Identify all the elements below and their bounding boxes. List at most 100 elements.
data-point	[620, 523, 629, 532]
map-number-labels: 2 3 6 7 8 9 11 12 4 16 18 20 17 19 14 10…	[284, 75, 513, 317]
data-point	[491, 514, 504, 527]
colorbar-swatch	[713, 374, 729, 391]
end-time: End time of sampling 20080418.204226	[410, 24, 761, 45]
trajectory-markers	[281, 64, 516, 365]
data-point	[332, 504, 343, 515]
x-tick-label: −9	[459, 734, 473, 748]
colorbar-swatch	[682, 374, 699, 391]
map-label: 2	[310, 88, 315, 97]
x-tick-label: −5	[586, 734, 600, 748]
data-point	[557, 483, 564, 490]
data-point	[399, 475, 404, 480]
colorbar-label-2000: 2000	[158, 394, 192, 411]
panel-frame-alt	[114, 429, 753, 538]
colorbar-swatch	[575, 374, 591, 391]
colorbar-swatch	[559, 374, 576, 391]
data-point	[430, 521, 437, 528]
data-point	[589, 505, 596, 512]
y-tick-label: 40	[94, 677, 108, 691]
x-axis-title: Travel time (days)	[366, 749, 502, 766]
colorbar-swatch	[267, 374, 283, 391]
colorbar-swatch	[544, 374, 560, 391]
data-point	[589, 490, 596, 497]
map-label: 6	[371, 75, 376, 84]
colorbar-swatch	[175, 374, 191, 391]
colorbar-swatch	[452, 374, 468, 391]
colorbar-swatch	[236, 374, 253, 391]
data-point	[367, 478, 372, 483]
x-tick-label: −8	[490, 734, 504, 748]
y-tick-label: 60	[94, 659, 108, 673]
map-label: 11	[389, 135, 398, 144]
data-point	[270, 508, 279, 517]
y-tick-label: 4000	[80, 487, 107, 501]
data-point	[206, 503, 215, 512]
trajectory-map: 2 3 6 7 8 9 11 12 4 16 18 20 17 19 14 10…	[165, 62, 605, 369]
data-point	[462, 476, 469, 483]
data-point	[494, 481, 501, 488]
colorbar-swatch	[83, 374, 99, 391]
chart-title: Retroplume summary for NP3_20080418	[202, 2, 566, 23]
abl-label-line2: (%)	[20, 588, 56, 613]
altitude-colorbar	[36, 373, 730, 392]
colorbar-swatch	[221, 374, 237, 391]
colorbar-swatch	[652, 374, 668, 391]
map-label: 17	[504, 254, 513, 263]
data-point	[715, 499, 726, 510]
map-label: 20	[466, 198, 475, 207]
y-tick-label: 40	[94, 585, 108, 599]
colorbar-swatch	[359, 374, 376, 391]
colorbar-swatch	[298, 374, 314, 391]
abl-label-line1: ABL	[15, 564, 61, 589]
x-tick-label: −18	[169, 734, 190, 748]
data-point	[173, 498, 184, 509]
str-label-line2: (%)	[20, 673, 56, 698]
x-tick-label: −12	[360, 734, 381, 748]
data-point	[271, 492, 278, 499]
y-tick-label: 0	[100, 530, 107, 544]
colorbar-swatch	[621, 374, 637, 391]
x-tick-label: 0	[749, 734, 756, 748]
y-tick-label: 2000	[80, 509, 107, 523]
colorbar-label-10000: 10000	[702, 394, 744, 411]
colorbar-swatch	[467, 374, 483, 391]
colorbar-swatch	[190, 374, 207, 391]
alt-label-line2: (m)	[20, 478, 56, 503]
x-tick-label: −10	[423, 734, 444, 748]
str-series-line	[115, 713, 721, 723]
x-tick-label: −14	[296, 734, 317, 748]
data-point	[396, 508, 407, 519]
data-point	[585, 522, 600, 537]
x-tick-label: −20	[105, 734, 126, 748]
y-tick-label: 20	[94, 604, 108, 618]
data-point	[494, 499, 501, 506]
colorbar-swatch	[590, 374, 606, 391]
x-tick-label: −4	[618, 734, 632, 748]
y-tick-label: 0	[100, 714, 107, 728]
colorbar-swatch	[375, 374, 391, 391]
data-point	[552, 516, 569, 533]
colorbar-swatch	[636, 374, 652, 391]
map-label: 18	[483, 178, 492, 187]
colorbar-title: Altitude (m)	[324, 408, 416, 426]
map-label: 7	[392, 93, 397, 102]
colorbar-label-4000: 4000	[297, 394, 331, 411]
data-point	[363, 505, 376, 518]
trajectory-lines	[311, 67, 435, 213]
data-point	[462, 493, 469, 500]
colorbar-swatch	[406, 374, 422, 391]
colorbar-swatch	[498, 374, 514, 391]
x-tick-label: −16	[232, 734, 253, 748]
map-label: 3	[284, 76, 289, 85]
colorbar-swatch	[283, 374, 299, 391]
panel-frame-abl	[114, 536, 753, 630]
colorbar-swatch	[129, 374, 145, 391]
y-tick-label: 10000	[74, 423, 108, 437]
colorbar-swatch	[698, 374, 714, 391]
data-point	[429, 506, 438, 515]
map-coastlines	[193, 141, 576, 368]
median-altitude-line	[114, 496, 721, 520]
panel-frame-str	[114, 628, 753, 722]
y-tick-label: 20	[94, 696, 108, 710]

........

### [Exercise task]
Print all of the rows above again, character for character, keeping their order and changing nothing.

### [Complete answer]
Identify all the elements below and their bounding boxes. List at most 100 elements.
data-point	[620, 523, 629, 532]
map-number-labels: 2 3 6 7 8 9 11 12 4 16 18 20 17 19 14 10…	[284, 75, 513, 317]
data-point	[491, 514, 504, 527]
colorbar-swatch	[713, 374, 729, 391]
end-time: End time of sampling 20080418.204226	[410, 24, 761, 45]
trajectory-markers	[281, 64, 516, 365]
data-point	[332, 504, 343, 515]
x-tick-label: −9	[459, 734, 473, 748]
colorbar-swatch	[682, 374, 699, 391]
map-label: 2	[310, 88, 315, 97]
x-tick-label: −5	[586, 734, 600, 748]
data-point	[557, 483, 564, 490]
data-point	[399, 475, 404, 480]
colorbar-label-2000: 2000	[158, 394, 192, 411]
panel-frame-alt	[114, 429, 753, 538]
colorbar-swatch	[575, 374, 591, 391]
colorbar-swatch	[559, 374, 576, 391]
data-point	[430, 521, 437, 528]
data-point	[589, 505, 596, 512]
y-tick-label: 40	[94, 677, 108, 691]
x-axis-title: Travel time (days)	[366, 749, 502, 766]
colorbar-swatch	[267, 374, 283, 391]
colorbar-swatch	[544, 374, 560, 391]
data-point	[589, 490, 596, 497]
map-label: 6	[371, 75, 376, 84]
colorbar-swatch	[175, 374, 191, 391]
colorbar-swatch	[452, 374, 468, 391]
colorbar-swatch	[236, 374, 253, 391]
data-point	[367, 478, 372, 483]
x-tick-label: −8	[490, 734, 504, 748]
y-tick-label: 60	[94, 659, 108, 673]
map-label: 11	[389, 135, 398, 144]
data-point	[270, 508, 279, 517]
y-tick-label: 4000	[80, 487, 107, 501]
data-point	[206, 503, 215, 512]
trajectory-map: 2 3 6 7 8 9 11 12 4 16 18 20 17 19 14 10…	[165, 62, 605, 369]
data-point	[462, 476, 469, 483]
data-point	[494, 481, 501, 488]
colorbar-swatch	[83, 374, 99, 391]
chart-title: Retroplume summary for NP3_20080418	[202, 2, 566, 23]
abl-label-line2: (%)	[20, 588, 56, 613]
altitude-colorbar	[36, 373, 730, 392]
colorbar-swatch	[221, 374, 237, 391]
colorbar-swatch	[652, 374, 668, 391]
map-label: 17	[504, 254, 513, 263]
data-point	[715, 499, 726, 510]
map-label: 20	[466, 198, 475, 207]
y-tick-label: 40	[94, 585, 108, 599]
colorbar-swatch	[359, 374, 376, 391]
colorbar-swatch	[298, 374, 314, 391]
abl-label-line1: ABL	[15, 564, 61, 589]
x-tick-label: −18	[169, 734, 190, 748]
data-point	[173, 498, 184, 509]
str-label-line2: (%)	[20, 673, 56, 698]
x-tick-label: −12	[360, 734, 381, 748]
data-point	[271, 492, 278, 499]
y-tick-label: 0	[100, 530, 107, 544]
colorbar-swatch	[621, 374, 637, 391]
x-tick-label: 0	[749, 734, 756, 748]
y-tick-label: 2000	[80, 509, 107, 523]
colorbar-label-10000: 10000	[702, 394, 744, 411]
colorbar-swatch	[467, 374, 483, 391]
colorbar-swatch	[190, 374, 207, 391]
alt-label-line2: (m)	[20, 478, 56, 503]
x-tick-label: −10	[423, 734, 444, 748]
str-series-line	[115, 713, 721, 723]
x-tick-label: −14	[296, 734, 317, 748]
data-point	[396, 508, 407, 519]
data-point	[585, 522, 600, 537]
x-tick-label: −20	[105, 734, 126, 748]
y-tick-label: 20	[94, 604, 108, 618]
data-point	[494, 499, 501, 506]
colorbar-swatch	[590, 374, 606, 391]
x-tick-label: −4	[618, 734, 632, 748]
y-tick-label: 0	[100, 714, 107, 728]
colorbar-swatch	[375, 374, 391, 391]
data-point	[552, 516, 569, 533]
colorbar-swatch	[636, 374, 652, 391]
map-label: 18	[483, 178, 492, 187]
colorbar-title: Altitude (m)	[324, 408, 416, 426]
map-label: 7	[392, 93, 397, 102]
colorbar-label-4000: 4000	[297, 394, 331, 411]
data-point	[363, 505, 376, 518]
trajectory-lines	[311, 67, 435, 213]
data-point	[462, 493, 469, 500]
colorbar-swatch	[406, 374, 422, 391]
colorbar-swatch	[498, 374, 514, 391]
x-tick-label: −16	[232, 734, 253, 748]
map-label: 3	[284, 76, 289, 85]
colorbar-swatch	[283, 374, 299, 391]
panel-frame-abl	[114, 536, 753, 630]
colorbar-swatch	[129, 374, 145, 391]
y-tick-label: 10000	[74, 423, 108, 437]
colorbar-swatch	[698, 374, 714, 391]
data-point	[429, 506, 438, 515]
map-coastlines	[193, 141, 576, 368]
median-altitude-line	[114, 496, 721, 520]
panel-frame-str	[114, 628, 753, 722]
y-tick-label: 20	[94, 696, 108, 710]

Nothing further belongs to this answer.